▸ Exercise
Select every line in the records below that contains the word "redwing", and copy each one in full.

▸ Supplied material
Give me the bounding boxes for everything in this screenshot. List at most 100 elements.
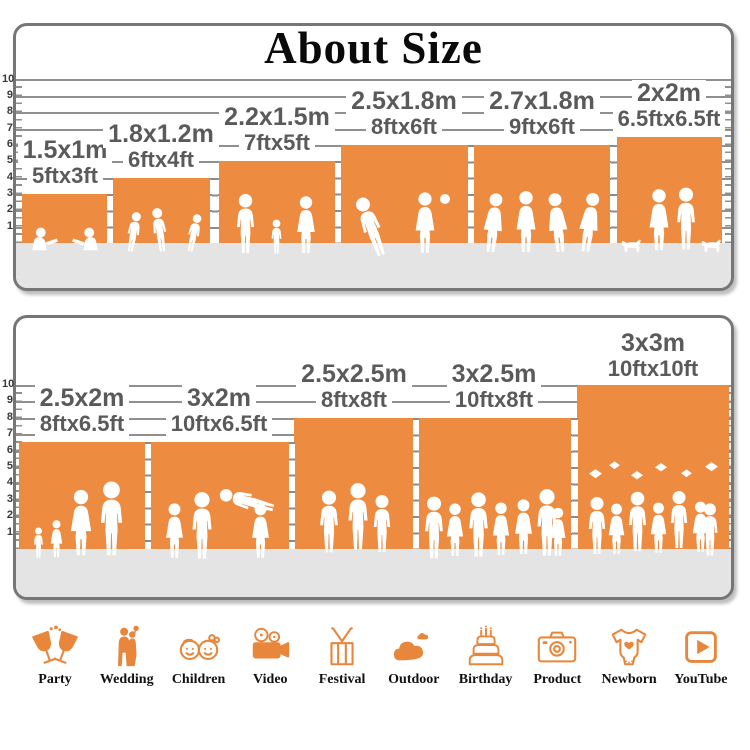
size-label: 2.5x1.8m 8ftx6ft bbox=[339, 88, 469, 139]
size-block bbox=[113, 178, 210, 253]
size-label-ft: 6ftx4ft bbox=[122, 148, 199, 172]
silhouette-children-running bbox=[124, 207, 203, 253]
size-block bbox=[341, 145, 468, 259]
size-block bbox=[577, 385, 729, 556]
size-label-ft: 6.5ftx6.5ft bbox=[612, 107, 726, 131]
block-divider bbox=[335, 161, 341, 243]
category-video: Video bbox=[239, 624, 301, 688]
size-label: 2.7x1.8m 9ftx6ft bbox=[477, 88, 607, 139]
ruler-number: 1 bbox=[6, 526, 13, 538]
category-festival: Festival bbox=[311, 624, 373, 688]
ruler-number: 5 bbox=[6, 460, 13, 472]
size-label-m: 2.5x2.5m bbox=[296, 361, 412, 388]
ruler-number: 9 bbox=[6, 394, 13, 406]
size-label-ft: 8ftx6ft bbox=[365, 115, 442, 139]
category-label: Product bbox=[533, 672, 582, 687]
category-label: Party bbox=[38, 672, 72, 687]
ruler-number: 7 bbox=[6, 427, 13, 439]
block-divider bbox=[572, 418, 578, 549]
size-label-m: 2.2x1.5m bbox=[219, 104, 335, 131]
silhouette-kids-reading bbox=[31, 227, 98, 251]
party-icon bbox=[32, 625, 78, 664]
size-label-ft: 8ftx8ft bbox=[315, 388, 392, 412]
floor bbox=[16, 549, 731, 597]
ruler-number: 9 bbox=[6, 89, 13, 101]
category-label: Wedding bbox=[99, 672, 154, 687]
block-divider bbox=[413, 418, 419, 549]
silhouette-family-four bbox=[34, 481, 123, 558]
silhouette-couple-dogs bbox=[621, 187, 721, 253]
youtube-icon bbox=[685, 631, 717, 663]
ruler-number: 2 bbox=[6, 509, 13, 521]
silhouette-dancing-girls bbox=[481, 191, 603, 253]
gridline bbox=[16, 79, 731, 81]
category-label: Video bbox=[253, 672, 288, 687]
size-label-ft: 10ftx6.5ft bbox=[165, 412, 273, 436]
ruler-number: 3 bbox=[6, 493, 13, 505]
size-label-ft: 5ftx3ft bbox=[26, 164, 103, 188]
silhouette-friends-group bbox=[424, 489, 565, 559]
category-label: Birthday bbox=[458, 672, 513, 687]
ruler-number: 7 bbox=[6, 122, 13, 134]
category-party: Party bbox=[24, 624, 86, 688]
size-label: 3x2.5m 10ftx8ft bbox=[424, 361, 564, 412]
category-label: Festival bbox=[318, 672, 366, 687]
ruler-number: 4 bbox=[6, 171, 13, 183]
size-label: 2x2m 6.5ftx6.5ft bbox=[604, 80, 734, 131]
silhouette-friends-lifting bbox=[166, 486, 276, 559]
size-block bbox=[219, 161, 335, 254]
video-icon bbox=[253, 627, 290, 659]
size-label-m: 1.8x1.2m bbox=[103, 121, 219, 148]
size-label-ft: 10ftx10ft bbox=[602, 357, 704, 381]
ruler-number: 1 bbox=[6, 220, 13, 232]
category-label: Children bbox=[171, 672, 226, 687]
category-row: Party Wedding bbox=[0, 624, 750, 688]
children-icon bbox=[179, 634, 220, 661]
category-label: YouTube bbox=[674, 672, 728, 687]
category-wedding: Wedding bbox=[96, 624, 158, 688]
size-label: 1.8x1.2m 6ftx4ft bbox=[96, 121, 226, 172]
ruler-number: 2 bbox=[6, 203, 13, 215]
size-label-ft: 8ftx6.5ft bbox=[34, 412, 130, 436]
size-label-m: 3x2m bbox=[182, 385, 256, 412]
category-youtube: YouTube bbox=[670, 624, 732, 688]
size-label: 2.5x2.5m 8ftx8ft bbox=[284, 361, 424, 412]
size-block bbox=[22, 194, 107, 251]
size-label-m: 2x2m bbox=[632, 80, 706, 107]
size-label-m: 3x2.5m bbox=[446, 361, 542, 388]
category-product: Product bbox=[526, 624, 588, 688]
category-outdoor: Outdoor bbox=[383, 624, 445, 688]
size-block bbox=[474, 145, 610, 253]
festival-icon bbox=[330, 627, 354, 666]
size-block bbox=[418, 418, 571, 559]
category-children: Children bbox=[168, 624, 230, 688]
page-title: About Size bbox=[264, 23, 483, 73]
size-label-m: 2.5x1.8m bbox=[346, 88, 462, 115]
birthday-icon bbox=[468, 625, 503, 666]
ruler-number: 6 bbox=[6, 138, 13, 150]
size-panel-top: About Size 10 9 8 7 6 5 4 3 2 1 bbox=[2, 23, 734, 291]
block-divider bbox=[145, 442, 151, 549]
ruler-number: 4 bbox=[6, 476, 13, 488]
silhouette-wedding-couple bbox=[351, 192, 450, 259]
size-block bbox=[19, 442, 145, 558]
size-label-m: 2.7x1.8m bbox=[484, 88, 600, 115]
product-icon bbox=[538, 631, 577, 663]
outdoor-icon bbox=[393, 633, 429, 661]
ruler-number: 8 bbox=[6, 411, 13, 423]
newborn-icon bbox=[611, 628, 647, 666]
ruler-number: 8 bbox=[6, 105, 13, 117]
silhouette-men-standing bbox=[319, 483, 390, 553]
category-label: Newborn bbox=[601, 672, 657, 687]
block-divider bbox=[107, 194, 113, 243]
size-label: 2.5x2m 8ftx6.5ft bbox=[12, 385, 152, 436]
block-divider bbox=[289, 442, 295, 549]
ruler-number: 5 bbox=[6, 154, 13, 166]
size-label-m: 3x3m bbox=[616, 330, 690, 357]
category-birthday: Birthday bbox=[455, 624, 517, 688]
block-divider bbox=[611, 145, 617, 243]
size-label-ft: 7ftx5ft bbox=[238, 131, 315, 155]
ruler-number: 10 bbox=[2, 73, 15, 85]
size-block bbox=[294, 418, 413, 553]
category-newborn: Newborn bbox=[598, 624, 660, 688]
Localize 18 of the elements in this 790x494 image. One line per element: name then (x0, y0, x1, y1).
==
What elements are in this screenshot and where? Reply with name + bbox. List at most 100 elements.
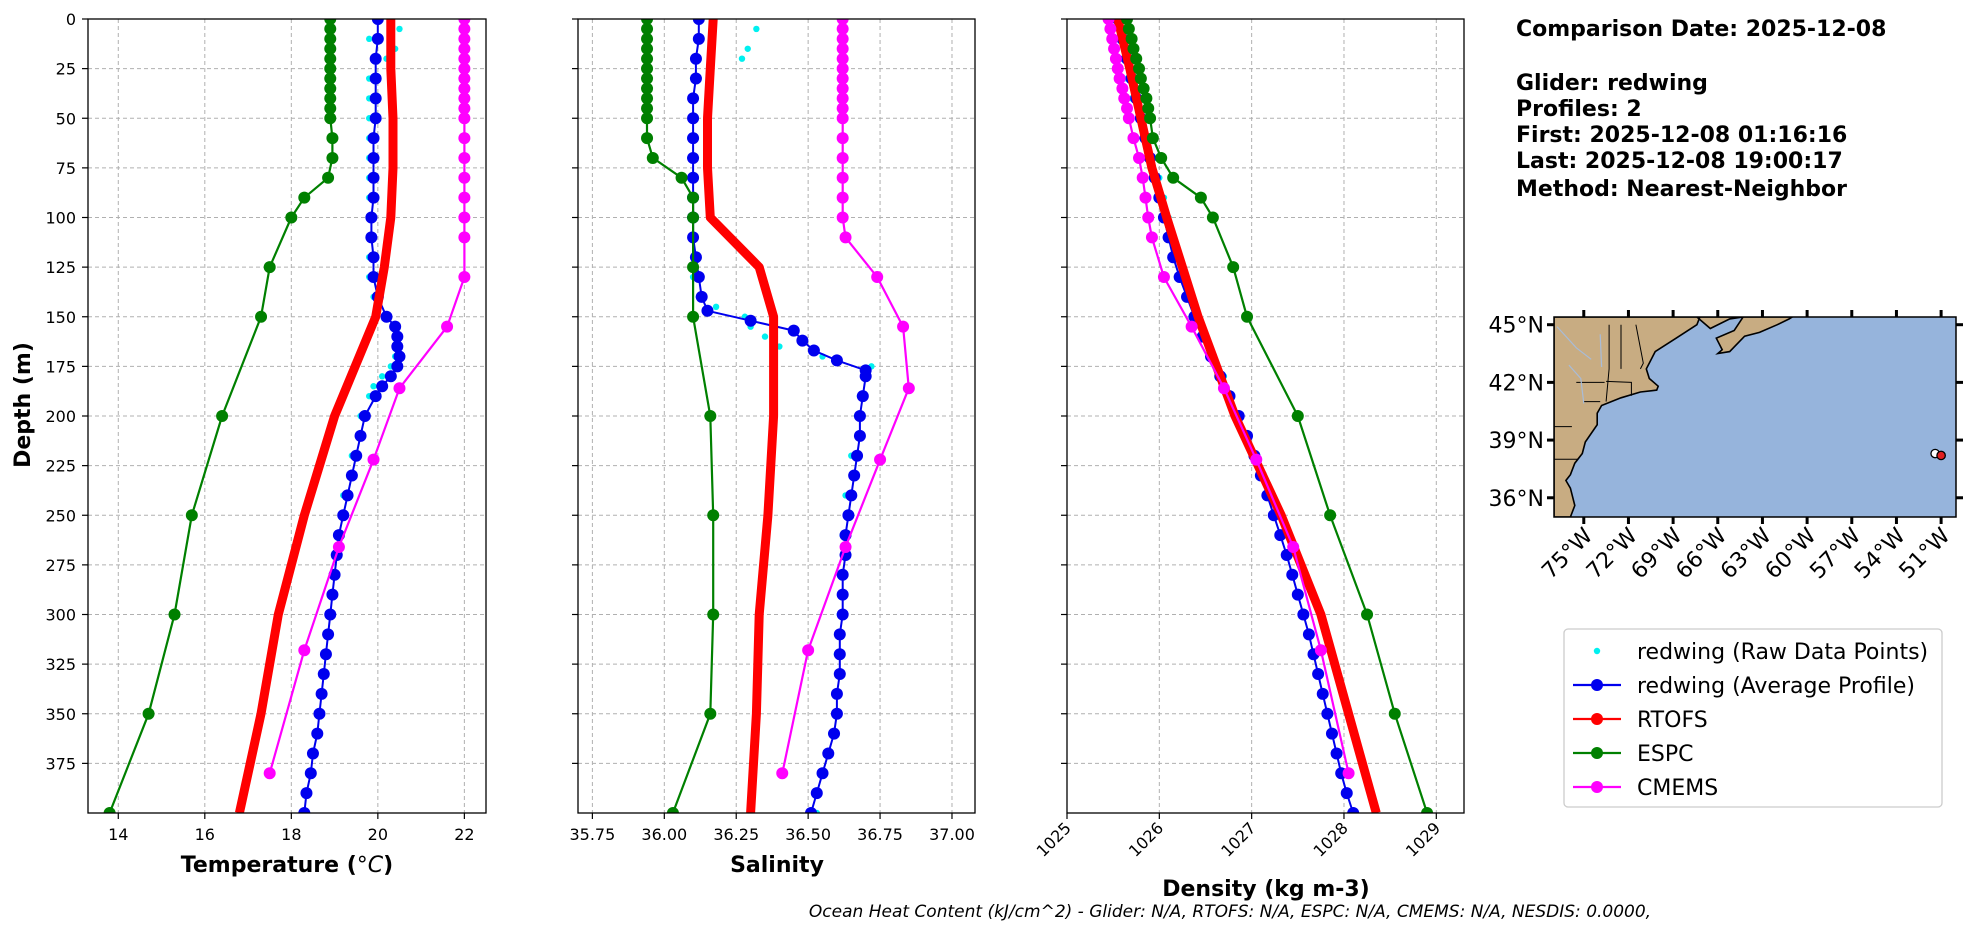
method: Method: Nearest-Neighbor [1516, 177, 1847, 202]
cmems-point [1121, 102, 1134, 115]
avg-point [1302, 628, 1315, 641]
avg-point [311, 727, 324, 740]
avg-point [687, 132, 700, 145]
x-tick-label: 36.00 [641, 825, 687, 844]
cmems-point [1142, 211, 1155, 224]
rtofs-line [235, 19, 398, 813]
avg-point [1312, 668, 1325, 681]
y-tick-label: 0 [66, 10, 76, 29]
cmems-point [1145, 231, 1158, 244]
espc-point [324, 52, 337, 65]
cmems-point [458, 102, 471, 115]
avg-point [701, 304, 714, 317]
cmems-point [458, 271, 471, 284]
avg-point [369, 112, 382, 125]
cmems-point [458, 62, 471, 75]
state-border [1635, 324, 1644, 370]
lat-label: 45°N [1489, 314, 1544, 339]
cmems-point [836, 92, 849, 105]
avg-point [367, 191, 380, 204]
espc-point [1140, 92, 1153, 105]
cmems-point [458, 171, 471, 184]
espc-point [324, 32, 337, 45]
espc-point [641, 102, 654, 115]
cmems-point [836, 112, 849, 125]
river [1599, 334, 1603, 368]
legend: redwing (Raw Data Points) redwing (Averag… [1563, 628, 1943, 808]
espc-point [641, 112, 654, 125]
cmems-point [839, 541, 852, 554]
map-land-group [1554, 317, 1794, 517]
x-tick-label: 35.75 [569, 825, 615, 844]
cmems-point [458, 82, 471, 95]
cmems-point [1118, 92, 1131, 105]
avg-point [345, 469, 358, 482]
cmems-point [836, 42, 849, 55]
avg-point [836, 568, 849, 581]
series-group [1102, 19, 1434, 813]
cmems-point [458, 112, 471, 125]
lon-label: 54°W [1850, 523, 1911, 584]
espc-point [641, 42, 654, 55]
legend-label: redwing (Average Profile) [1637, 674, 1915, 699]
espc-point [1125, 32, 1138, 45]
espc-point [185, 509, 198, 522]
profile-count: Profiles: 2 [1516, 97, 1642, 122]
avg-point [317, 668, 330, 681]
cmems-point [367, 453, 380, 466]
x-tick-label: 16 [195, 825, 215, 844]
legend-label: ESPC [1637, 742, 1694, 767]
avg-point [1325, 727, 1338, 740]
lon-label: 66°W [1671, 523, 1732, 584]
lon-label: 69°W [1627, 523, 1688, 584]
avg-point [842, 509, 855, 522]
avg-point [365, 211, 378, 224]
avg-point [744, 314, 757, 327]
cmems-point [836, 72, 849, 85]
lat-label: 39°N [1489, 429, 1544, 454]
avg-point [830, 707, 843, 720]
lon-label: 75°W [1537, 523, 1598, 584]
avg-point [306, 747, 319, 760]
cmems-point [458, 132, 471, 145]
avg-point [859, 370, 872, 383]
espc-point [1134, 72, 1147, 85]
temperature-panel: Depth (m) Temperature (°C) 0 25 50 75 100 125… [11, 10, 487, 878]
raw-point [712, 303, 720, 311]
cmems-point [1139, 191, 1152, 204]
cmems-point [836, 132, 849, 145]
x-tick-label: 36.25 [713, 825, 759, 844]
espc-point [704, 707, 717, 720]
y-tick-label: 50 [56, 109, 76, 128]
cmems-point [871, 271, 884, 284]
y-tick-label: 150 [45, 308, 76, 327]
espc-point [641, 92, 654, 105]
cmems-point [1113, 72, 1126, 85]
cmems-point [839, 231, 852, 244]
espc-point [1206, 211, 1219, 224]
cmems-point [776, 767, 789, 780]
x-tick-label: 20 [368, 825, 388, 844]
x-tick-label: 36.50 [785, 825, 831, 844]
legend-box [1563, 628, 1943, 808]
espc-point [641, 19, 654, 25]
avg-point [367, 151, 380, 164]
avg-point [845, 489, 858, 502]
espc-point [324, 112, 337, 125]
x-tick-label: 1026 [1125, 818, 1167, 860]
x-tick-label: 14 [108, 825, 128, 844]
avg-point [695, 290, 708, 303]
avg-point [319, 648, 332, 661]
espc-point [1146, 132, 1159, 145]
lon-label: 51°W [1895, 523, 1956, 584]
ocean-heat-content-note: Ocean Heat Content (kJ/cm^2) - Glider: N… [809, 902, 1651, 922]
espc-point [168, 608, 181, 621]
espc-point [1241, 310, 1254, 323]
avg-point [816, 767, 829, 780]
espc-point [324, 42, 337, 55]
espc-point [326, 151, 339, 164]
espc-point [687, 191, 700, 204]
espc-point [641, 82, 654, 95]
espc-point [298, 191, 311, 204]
--
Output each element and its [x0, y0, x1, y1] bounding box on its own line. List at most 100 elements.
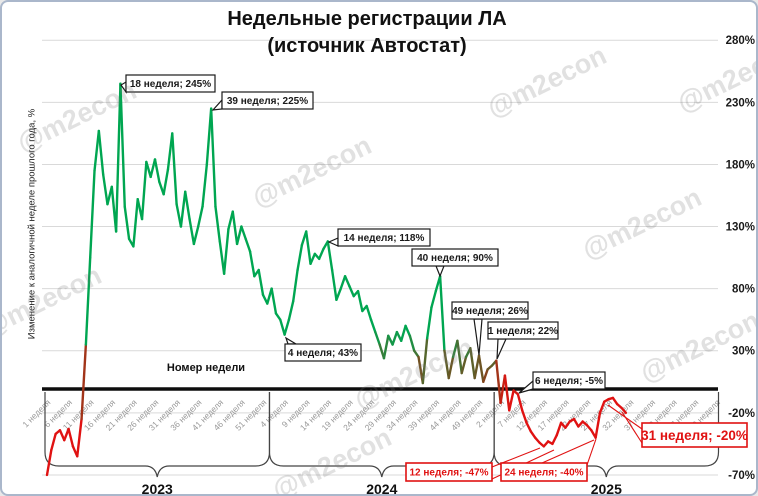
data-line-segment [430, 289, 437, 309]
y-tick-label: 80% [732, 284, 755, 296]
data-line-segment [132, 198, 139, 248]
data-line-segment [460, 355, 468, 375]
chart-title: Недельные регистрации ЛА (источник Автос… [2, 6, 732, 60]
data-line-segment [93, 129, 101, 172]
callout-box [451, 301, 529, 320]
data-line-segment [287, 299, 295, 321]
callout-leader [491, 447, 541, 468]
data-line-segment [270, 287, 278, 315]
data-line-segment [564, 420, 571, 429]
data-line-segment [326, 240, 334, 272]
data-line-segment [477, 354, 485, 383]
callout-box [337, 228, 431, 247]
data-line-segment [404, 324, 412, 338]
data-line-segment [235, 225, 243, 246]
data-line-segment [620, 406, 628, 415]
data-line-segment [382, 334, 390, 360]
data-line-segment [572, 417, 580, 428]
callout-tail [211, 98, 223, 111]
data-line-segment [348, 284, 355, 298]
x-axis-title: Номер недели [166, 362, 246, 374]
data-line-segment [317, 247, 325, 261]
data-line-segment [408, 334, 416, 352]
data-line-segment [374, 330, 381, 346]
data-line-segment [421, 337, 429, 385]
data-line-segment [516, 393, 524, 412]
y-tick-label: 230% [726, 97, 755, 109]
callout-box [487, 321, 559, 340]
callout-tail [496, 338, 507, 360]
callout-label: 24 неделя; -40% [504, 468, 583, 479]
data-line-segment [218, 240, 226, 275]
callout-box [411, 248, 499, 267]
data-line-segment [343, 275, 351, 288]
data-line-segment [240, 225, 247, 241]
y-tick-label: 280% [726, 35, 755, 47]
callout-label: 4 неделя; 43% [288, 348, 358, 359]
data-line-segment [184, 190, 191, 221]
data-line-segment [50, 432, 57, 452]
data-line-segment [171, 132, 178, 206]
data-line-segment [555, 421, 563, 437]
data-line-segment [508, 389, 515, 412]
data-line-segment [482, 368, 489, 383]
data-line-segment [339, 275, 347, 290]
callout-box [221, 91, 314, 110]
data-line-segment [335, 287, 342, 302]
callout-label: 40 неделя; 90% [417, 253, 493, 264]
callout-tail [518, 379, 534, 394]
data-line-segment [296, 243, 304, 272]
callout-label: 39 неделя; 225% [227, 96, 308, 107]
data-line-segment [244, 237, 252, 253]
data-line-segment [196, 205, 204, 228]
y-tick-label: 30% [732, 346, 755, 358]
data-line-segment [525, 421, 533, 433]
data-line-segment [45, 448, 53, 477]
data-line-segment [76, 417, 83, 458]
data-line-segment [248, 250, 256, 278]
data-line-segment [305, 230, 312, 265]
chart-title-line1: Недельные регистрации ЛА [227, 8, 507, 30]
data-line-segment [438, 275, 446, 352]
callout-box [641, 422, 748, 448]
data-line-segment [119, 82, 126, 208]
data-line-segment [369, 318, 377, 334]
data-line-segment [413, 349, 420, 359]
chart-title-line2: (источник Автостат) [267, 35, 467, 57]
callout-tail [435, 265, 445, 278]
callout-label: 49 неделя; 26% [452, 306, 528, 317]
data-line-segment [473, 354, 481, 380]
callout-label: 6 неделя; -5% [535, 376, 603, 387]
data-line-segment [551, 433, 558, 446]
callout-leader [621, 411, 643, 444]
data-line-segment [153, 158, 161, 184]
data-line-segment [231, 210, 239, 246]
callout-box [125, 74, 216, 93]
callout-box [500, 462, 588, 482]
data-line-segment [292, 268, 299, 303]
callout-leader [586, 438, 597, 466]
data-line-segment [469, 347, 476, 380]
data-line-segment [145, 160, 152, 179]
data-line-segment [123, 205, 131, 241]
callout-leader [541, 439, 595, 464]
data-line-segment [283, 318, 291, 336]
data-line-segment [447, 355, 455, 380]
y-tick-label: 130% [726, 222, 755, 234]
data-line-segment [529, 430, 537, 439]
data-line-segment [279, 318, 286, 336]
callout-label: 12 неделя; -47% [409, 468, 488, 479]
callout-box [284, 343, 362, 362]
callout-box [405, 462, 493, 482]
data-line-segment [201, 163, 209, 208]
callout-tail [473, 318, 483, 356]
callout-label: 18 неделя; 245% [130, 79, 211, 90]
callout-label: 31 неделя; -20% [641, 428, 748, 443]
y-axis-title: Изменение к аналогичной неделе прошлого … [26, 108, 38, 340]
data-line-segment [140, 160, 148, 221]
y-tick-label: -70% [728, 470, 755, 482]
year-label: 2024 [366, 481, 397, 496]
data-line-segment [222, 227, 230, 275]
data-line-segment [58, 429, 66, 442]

▸ Solution to the problem
legend: redwing (Raw Data Points) redwing (Averag… [1563, 628, 1943, 808]
legend-label: redwing (Average Profile) [1637, 674, 1915, 699]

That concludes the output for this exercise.